» RECORDS
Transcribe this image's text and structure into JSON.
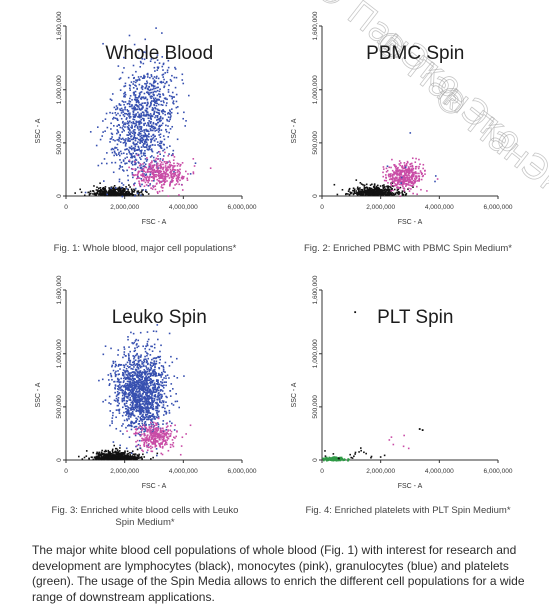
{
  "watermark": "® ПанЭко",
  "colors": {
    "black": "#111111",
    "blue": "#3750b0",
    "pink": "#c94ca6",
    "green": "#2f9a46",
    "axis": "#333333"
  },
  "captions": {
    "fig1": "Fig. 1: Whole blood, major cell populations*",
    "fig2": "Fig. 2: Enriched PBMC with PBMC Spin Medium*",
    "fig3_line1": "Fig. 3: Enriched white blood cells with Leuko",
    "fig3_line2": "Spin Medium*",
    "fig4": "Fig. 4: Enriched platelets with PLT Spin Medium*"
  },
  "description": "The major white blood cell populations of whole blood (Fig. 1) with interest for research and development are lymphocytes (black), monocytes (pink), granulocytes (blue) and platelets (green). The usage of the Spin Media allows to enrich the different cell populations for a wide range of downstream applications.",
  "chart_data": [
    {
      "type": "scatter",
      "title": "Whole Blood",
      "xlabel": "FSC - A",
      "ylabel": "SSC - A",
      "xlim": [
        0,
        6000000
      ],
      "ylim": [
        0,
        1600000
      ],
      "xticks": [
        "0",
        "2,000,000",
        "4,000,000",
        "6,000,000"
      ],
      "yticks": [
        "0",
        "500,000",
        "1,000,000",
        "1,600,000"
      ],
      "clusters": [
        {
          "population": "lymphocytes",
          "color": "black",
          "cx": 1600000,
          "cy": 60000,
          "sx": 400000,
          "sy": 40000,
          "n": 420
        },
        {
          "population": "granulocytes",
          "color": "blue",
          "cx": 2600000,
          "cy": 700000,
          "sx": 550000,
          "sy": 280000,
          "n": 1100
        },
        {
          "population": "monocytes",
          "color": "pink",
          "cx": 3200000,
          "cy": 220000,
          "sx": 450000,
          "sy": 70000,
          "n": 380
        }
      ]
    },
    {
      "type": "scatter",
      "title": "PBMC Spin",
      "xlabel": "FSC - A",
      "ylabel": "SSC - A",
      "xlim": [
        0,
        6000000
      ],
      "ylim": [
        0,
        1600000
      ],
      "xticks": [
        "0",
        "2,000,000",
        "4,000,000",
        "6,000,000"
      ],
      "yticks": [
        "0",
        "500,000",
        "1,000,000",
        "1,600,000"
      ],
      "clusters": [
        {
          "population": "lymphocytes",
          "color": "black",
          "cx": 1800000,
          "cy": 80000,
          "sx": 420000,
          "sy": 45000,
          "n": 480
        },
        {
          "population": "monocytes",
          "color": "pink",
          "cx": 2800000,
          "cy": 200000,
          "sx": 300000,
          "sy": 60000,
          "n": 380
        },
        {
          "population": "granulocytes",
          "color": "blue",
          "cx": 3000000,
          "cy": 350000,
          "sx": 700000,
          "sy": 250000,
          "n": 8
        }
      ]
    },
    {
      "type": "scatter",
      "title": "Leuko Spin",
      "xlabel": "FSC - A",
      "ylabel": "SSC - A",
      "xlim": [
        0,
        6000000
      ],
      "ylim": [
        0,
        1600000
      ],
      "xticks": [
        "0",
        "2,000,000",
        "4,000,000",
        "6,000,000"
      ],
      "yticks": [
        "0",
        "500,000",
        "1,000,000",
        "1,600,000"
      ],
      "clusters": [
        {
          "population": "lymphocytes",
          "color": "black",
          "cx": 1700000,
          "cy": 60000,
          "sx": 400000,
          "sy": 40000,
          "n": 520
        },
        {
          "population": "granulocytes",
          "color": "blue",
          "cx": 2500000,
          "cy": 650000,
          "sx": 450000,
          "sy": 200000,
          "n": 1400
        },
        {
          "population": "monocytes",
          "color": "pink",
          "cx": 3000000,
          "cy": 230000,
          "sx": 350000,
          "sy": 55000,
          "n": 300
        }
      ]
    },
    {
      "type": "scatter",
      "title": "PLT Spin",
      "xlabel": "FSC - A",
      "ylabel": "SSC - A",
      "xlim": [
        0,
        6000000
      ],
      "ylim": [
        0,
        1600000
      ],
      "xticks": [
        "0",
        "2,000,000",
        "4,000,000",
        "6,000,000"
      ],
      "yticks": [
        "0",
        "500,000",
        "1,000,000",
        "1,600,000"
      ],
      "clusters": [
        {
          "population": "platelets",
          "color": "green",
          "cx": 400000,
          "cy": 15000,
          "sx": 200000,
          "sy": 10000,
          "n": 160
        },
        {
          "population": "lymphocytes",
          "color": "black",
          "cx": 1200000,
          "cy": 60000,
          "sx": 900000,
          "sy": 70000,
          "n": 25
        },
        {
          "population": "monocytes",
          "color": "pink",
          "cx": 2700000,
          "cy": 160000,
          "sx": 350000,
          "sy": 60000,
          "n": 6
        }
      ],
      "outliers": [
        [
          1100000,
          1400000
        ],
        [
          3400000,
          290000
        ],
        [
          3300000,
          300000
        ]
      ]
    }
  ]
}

» ASSIGNED TASK
Transcribe every entry word for word, but skip the pictures.

» WRITTEN SOLUTION
Transcribe this image's text and structure into JSON.
{
  "watermark": "® ПанЭко",
  "colors": {
    "black": "#111111",
    "blue": "#3750b0",
    "pink": "#c94ca6",
    "green": "#2f9a46",
    "axis": "#333333"
  },
  "captions": {
    "fig1": "Fig. 1: Whole blood, major cell populations*",
    "fig2": "Fig. 2: Enriched PBMC with PBMC Spin Medium*",
    "fig3_line1": "Fig. 3: Enriched white blood cells with Leuko",
    "fig3_line2": "Spin Medium*",
    "fig4": "Fig. 4: Enriched platelets with PLT Spin Medium*"
  },
  "description": "The major white blood cell populations of whole blood (Fig. 1) with interest for research and development are lymphocytes (black), monocytes (pink), granulocytes (blue) and platelets (green). The usage of the Spin Media allows to enrich the different cell populations for a wide range of downstream applications.",
  "chart_data": [
    {
      "type": "scatter",
      "title": "Whole Blood",
      "xlabel": "FSC - A",
      "ylabel": "SSC - A",
      "xlim": [
        0,
        6000000
      ],
      "ylim": [
        0,
        1600000
      ],
      "xticks": [
        "0",
        "2,000,000",
        "4,000,000",
        "6,000,000"
      ],
      "yticks": [
        "0",
        "500,000",
        "1,000,000",
        "1,600,000"
      ],
      "clusters": [
        {
          "population": "lymphocytes",
          "color": "black",
          "cx": 1600000,
          "cy": 60000,
          "sx": 400000,
          "sy": 40000,
          "n": 420
        },
        {
          "population": "granulocytes",
          "color": "blue",
          "cx": 2600000,
          "cy": 700000,
          "sx": 550000,
          "sy": 280000,
          "n": 1100
        },
        {
          "population": "monocytes",
          "color": "pink",
          "cx": 3200000,
          "cy": 220000,
          "sx": 450000,
          "sy": 70000,
          "n": 380
        }
      ]
    },
    {
      "type": "scatter",
      "title": "PBMC Spin",
      "xlabel": "FSC - A",
      "ylabel": "SSC - A",
      "xlim": [
        0,
        6000000
      ],
      "ylim": [
        0,
        1600000
      ],
      "xticks": [
        "0",
        "2,000,000",
        "4,000,000",
        "6,000,000"
      ],
      "yticks": [
        "0",
        "500,000",
        "1,000,000",
        "1,600,000"
      ],
      "clusters": [
        {
          "population": "lymphocytes",
          "color": "black",
          "cx": 1800000,
          "cy": 80000,
          "sx": 420000,
          "sy": 45000,
          "n": 480
        },
        {
          "population": "monocytes",
          "color": "pink",
          "cx": 2800000,
          "cy": 200000,
          "sx": 300000,
          "sy": 60000,
          "n": 380
        },
        {
          "population": "granulocytes",
          "color": "blue",
          "cx": 3000000,
          "cy": 350000,
          "sx": 700000,
          "sy": 250000,
          "n": 8
        }
      ]
    },
    {
      "type": "scatter",
      "title": "Leuko Spin",
      "xlabel": "FSC - A",
      "ylabel": "SSC - A",
      "xlim": [
        0,
        6000000
      ],
      "ylim": [
        0,
        1600000
      ],
      "xticks": [
        "0",
        "2,000,000",
        "4,000,000",
        "6,000,000"
      ],
      "yticks": [
        "0",
        "500,000",
        "1,000,000",
        "1,600,000"
      ],
      "clusters": [
        {
          "population": "lymphocytes",
          "color": "black",
          "cx": 1700000,
          "cy": 60000,
          "sx": 400000,
          "sy": 40000,
          "n": 520
        },
        {
          "population": "granulocytes",
          "color": "blue",
          "cx": 2500000,
          "cy": 650000,
          "sx": 450000,
          "sy": 200000,
          "n": 1400
        },
        {
          "population": "monocytes",
          "color": "pink",
          "cx": 3000000,
          "cy": 230000,
          "sx": 350000,
          "sy": 55000,
          "n": 300
        }
      ]
    },
    {
      "type": "scatter",
      "title": "PLT Spin",
      "xlabel": "FSC - A",
      "ylabel": "SSC - A",
      "xlim": [
        0,
        6000000
      ],
      "ylim": [
        0,
        1600000
      ],
      "xticks": [
        "0",
        "2,000,000",
        "4,000,000",
        "6,000,000"
      ],
      "yticks": [
        "0",
        "500,000",
        "1,000,000",
        "1,600,000"
      ],
      "clusters": [
        {
          "population": "platelets",
          "color": "green",
          "cx": 400000,
          "cy": 15000,
          "sx": 200000,
          "sy": 10000,
          "n": 160
        },
        {
          "population": "lymphocytes",
          "color": "black",
          "cx": 1200000,
          "cy": 60000,
          "sx": 900000,
          "sy": 70000,
          "n": 25
        },
        {
          "population": "monocytes",
          "color": "pink",
          "cx": 2700000,
          "cy": 160000,
          "sx": 350000,
          "sy": 60000,
          "n": 6
        }
      ],
      "outliers": [
        [
          1100000,
          1400000
        ],
        [
          3400000,
          290000
        ],
        [
          3300000,
          300000
        ]
      ]
    }
  ]
}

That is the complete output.